>> START LISTED RECORDS
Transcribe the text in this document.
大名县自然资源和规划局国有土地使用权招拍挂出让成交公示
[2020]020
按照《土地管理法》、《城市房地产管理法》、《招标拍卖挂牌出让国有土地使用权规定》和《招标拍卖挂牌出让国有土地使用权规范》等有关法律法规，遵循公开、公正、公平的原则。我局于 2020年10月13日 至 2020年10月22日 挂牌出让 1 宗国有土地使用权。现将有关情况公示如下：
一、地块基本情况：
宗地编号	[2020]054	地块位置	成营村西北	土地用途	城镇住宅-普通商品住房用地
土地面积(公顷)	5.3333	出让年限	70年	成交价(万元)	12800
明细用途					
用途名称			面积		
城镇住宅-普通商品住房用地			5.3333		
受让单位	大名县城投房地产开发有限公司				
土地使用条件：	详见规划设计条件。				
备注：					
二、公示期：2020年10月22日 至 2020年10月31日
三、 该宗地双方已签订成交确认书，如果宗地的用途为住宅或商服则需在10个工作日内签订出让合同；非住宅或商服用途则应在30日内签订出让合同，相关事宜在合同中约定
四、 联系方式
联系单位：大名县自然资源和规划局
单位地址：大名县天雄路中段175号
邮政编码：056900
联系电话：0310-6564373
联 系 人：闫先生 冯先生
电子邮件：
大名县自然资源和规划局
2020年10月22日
>> END LISTED RECORDS
>> START LISTED RECORDS
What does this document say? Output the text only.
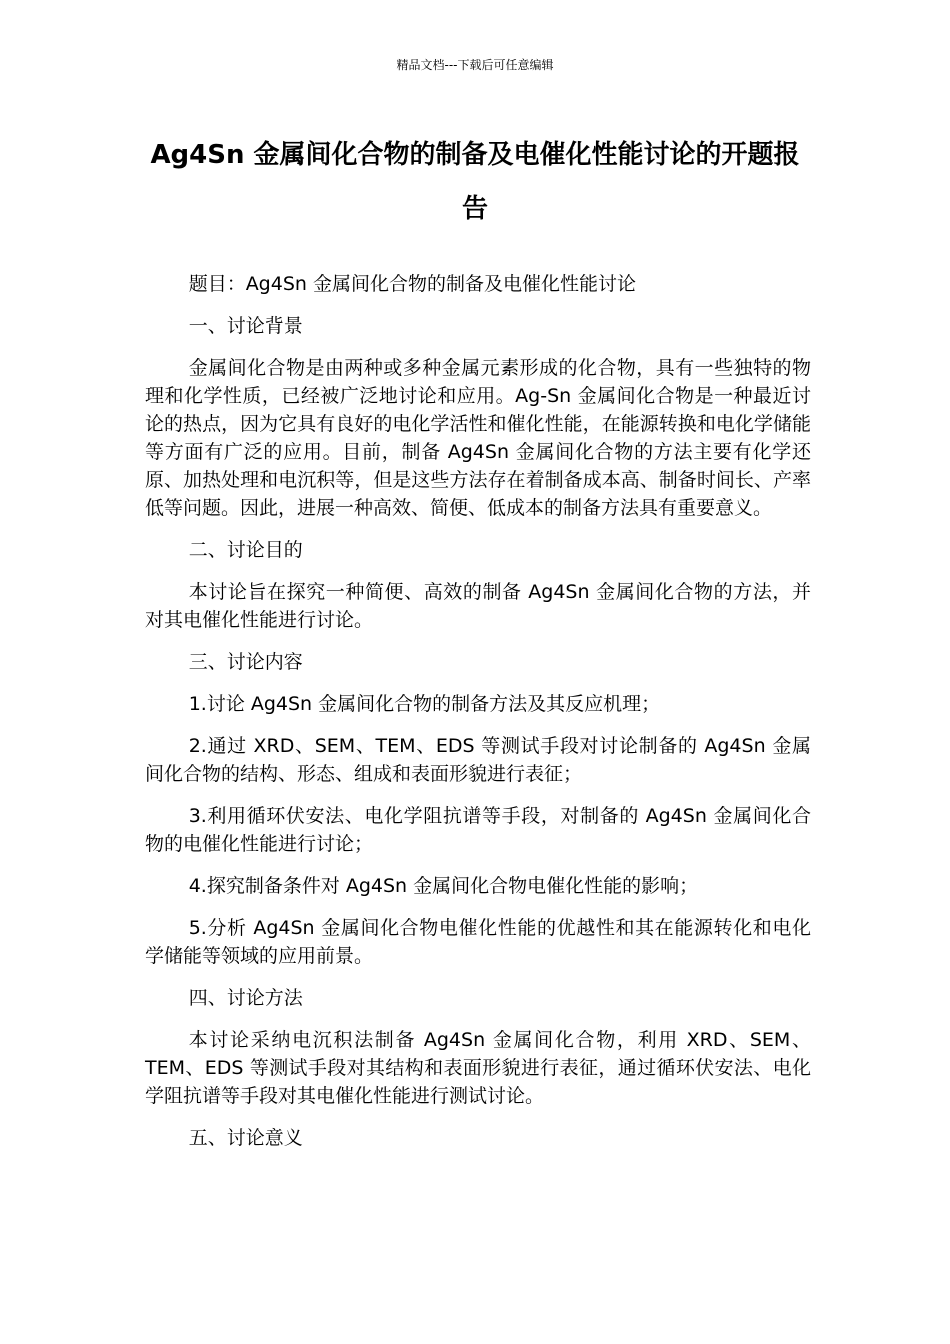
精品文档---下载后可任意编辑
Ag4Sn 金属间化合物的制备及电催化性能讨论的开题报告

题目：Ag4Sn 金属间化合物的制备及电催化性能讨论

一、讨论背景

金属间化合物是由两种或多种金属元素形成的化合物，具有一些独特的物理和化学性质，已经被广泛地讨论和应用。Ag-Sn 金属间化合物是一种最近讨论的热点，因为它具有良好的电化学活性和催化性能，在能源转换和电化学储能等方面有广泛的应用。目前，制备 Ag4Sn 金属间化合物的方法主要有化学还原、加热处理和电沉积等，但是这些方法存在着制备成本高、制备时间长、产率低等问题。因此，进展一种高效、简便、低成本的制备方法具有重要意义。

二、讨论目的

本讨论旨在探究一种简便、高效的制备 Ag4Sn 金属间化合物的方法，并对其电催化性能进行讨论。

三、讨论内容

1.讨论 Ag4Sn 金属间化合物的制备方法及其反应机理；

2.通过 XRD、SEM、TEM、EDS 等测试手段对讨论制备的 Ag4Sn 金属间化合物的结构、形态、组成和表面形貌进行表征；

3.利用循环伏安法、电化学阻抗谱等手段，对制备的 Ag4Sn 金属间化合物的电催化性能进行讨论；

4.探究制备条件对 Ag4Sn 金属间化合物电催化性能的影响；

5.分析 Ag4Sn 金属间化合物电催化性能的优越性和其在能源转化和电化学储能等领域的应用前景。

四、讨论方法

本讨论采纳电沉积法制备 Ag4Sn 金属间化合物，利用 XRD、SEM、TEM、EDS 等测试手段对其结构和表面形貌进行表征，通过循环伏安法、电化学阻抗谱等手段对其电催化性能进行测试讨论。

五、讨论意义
>> END LISTED RECORDS
Identify each line holding the string "城镇住宅", and copy it out.

宗地编号	[2020]054	地块位置	成营村西北	土地用途	城镇住宅-普通商品住房用地
城镇住宅-普通商品住房用地			5.3333		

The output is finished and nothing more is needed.